[PAGE TEXT]
'''
Taylor's old
friend Blinky, a business associate also of Norris and Frank Carbo, is a very
wicked, very ugly, squat little man with such a good eye for fighters that at
one time he could boast, "I got 'em surrounded. I got the merchandise and
Norris has got to buy." This was 1952, when Blinky's "merchandise"
included former Lightweight Champion Ike Williams, Coley Wallace, Clarence
Henry, Dan Bucceroni and Johnny Saxton, all prominent main-eventers. Williams
and Henry are used up now but in Johnny Saxton he has the current welterweight
champion.
Blinky, however,
is a man of parts. Boxing is only one interest, another being the numbers
racket. We first get a look at his methods as a numbers operator in 1946, when
a misguided young rival racketeer named Sherman Lucas—according to Lucas' later
testimony before a Philadelphia grand jury—was taken for a "ride" for
cutting in on Blinky's territory. Lucas was driving home one evening,
accompanied by two friends, when two strange cars trailed him and blocked his
escape. Three men jumped out of one car, according to Columnist Earl Selby's
Philadelphia Bulletin account, and "...His two friends were pulled out,
backed up against a house wall and, with guns jammed in their midriffs, told to
shut up...Lucas was shoved away from the driver's seat and one of the three got
behind the wheel...Lucas once grabbed the wheel and tried to wreck the car.
Shouting, 'You dirty_____We'll get you for that,' the man in the back clipped
Lucas on the head with a blackjack...'Get out of the car,' he was told. He
waited for the driver to step out, then followed. But as he did, Lucas suddenly
swung a roundhouse punch to the man's stomach. The man's pistol dropped to the
pavement; so did he. Lucas jumped over the writhing abductor and ran off into
the flat-lands; the darkness which the thugs had expected to cover their work
now turned to his advantage. He remembers hearing two or three shots and
abruptly dropped to the cold ground. For several minutes he didn't dare to
move; then there was a sudden roar of fire behind him and he heard a car speed
away. He turned to see his car in flames. The assailants had fled in one of the
other cars...."
Lucas, according
to his testimony, did not know the men, but through the underworld found out
that they were Blinky and two associates named Jimmy Singleton and Joe Coffey.
'''
[WHAT YOU NEED TO DO]
A. In the passage about Blinky, rewrite the paragraph beginning "Taylor's old friend Blinky" as a short bulleted list that keeps its main facts.
B. Reproduce verbatim everything in the passage about Blinky from "Lucas, according" down to "and Joe Coffey.".

[DATA]
'''
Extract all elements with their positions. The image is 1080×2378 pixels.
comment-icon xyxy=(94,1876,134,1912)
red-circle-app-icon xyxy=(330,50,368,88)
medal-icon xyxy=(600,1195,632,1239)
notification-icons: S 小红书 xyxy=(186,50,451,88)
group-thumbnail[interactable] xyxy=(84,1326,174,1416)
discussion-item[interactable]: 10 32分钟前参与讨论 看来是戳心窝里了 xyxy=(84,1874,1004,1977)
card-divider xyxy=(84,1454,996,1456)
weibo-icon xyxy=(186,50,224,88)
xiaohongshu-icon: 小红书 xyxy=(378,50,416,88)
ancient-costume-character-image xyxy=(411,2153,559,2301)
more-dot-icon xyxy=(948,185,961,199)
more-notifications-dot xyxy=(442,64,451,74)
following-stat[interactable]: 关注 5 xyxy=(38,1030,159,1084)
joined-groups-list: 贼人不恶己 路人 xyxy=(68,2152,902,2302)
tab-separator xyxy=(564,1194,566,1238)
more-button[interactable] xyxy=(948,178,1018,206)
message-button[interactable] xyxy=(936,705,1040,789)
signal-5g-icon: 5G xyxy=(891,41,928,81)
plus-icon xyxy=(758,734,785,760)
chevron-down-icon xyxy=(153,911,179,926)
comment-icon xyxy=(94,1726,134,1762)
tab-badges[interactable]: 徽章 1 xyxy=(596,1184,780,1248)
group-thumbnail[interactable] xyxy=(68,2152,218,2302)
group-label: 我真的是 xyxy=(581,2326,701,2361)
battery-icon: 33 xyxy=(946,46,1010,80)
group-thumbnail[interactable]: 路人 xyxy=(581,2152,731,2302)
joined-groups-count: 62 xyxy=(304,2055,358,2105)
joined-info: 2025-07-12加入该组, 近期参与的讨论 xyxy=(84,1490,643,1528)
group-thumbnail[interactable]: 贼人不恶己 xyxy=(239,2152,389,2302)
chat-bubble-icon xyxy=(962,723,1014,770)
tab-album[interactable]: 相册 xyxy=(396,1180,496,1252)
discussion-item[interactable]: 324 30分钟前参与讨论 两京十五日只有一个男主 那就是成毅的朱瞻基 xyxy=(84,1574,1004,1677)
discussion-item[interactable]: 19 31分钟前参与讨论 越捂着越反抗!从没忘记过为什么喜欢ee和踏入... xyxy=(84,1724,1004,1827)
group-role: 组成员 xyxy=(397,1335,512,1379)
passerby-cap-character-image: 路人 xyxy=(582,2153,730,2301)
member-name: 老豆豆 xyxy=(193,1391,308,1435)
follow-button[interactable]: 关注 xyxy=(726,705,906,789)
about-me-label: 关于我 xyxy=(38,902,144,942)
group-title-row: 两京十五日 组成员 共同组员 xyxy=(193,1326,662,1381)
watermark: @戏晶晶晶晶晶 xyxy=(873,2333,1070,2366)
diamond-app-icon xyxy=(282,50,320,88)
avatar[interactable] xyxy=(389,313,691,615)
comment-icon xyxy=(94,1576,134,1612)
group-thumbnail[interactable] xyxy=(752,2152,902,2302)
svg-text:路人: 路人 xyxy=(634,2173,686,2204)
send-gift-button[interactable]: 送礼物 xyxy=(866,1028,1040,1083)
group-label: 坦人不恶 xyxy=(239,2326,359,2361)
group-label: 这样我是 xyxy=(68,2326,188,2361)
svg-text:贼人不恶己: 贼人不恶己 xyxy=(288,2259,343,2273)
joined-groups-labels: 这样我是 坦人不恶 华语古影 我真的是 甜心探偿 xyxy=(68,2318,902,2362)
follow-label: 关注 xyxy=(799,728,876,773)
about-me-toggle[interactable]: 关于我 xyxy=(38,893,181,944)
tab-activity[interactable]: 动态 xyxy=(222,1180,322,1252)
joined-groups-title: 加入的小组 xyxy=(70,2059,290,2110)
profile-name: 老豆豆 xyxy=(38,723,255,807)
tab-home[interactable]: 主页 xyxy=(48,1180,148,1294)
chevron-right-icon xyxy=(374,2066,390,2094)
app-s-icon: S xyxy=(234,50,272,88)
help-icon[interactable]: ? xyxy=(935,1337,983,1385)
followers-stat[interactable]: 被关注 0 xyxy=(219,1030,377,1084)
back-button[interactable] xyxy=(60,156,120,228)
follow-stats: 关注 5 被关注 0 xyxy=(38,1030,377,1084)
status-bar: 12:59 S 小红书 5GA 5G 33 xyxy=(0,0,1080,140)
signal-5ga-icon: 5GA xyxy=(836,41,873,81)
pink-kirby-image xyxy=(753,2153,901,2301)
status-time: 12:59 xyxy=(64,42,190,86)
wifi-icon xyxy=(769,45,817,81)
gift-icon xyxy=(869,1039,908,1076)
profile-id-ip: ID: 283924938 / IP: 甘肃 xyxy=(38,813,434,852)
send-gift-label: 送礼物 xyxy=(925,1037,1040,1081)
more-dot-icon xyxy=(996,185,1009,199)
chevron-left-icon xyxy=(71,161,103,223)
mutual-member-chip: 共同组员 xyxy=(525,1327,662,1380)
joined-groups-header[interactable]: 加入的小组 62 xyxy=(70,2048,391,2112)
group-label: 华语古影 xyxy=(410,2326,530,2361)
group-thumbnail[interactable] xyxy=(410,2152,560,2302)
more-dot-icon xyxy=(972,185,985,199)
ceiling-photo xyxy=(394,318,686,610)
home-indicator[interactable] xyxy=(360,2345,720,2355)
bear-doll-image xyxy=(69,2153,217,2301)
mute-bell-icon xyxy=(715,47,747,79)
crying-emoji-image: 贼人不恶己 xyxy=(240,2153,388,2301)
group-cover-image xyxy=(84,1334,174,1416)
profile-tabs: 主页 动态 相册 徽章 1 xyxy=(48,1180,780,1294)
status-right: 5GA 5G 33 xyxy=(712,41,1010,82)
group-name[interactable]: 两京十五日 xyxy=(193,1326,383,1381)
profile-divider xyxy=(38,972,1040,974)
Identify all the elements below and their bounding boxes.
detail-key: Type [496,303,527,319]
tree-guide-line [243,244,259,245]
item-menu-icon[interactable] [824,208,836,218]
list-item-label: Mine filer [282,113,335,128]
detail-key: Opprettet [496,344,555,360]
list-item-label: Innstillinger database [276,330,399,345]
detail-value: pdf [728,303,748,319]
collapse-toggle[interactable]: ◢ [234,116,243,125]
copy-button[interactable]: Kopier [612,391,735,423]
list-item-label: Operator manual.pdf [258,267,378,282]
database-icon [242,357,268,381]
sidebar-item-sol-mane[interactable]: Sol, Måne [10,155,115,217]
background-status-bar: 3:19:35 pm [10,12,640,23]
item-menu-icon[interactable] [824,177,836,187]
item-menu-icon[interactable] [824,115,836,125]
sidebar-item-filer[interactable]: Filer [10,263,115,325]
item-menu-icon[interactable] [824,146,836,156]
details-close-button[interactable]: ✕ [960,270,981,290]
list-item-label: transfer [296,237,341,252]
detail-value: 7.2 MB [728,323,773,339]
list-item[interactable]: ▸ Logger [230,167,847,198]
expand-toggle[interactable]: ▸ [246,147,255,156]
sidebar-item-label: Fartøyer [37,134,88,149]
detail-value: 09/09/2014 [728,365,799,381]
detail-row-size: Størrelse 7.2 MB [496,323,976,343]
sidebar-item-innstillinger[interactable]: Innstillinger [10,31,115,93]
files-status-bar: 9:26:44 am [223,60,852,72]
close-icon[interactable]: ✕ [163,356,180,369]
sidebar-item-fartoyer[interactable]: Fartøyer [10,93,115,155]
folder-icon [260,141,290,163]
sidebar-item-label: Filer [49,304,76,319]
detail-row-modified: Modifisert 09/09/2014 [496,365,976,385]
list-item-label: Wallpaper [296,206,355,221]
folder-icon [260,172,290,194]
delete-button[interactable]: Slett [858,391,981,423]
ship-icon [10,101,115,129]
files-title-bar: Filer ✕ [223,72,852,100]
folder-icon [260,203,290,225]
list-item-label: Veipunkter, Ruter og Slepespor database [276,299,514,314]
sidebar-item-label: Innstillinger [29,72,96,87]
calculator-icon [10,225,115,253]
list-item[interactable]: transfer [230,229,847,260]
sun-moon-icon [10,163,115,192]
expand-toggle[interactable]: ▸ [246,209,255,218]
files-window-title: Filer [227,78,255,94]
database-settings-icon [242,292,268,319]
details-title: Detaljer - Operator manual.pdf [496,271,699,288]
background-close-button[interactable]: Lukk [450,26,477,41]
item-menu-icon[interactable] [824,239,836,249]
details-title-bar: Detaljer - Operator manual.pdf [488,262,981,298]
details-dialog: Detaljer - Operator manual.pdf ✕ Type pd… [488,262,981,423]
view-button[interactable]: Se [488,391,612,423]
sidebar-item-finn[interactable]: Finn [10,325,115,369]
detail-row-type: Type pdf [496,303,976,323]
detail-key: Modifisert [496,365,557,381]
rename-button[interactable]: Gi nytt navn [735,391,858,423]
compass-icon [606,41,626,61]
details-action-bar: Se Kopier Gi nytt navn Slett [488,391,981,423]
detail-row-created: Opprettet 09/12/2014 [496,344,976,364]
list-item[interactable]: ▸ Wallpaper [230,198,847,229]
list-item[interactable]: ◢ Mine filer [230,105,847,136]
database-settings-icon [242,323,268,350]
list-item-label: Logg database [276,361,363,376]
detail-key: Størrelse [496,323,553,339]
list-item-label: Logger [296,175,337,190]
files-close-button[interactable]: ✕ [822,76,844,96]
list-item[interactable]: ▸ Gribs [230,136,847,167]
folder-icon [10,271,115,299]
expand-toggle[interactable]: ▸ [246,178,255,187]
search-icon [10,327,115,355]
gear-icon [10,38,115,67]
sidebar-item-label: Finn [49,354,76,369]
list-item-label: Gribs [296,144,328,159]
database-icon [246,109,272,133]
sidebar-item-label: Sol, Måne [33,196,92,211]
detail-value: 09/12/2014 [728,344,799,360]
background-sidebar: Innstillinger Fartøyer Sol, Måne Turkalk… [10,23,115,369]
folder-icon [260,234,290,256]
'''
[OUTPUTS FOR THE TASKS]
A.
- Blinky is Taylor's old friend and a business associate of Norris and Frank Carbo.
- He is a very wicked, very ugly, squat little man with a sharp eye for fighters.
- In 1952 he boasted, "I got 'em surrounded. I got the merchandise and Norris has got to buy."
- His "merchandise" then included former Lightweight Champion Ike Williams, Coley Wallace, Clarence Henry, Dan Bucceroni and Johnny Saxton, all prominent main-eventers.
- Williams and Henry are now used up, but Johnny Saxton is the current welterweight champion.

B.
Lucas, according
to his testimony, did not know the men, but through the underworld found out
that they were Blinky and two associates named Jimmy Singleton and Joe Coffey.